Given exercise -> Output every line below without omitting or altering anything.

>> start Listing

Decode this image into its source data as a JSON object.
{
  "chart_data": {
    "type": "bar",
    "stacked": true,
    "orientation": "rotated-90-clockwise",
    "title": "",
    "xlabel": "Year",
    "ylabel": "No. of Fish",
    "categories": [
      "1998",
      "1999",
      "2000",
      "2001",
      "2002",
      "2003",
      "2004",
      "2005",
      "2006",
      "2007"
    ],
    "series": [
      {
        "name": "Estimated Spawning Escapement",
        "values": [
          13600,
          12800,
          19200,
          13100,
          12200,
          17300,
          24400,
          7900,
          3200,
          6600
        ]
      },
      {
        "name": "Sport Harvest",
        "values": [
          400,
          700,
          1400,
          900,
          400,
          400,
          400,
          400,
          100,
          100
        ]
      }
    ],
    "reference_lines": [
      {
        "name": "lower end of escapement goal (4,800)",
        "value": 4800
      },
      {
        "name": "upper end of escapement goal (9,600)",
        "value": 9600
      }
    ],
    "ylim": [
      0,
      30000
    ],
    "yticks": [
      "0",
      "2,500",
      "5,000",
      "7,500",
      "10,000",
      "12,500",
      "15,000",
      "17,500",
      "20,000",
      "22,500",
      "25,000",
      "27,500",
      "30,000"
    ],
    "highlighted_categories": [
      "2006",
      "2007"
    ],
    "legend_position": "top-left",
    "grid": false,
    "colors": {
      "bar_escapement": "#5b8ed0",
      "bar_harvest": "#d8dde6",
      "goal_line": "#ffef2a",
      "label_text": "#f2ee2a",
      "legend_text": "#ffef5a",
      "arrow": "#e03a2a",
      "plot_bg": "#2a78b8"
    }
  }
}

>> end Listing

Answer ->
Decode this image into its source data as a JSON object.
{
  "chart_data": {
    "type": "bar",
    "stacked": true,
    "orientation": "rotated-90-clockwise",
    "title": "",
    "xlabel": "Year",
    "ylabel": "No. of Fish",
    "categories": [
      "1998",
      "1999",
      "2000",
      "2001",
      "2002",
      "2003",
      "2004",
      "2005",
      "2006",
      "2007"
    ],
    "series": [
      {
        "name": "Estimated Spawning Escapement",
        "values": [
          13600,
          12800,
          19200,
          13100,
          12200,
          17300,
          24400,
          7900,
          3200,
          6600
        ]
      },
      {
        "name": "Sport Harvest",
        "values": [
          400,
          700,
          1400,
          900,
          400,
          400,
          400,
          400,
          100,
          100
        ]
      }
    ],
    "reference_lines": [
      {
        "name": "lower end of escapement goal (4,800)",
        "value": 4800
      },
      {
        "name": "upper end of escapement goal (9,600)",
        "value": 9600
      }
    ],
    "ylim": [
      0,
      30000
    ],
    "yticks": [
      "0",
      "2,500",
      "5,000",
      "7,500",
      "10,000",
      "12,500",
      "15,000",
      "17,500",
      "20,000",
      "22,500",
      "25,000",
      "27,500",
      "30,000"
    ],
    "highlighted_categories": [
      "2006",
      "2007"
    ],
    "legend_position": "top-left",
    "grid": false,
    "colors": {
      "bar_escapement": "#5b8ed0",
      "bar_harvest": "#d8dde6",
      "goal_line": "#ffef2a",
      "label_text": "#f2ee2a",
      "legend_text": "#ffef5a",
      "arrow": "#e03a2a",
      "plot_bg": "#2a78b8"
    }
  }
}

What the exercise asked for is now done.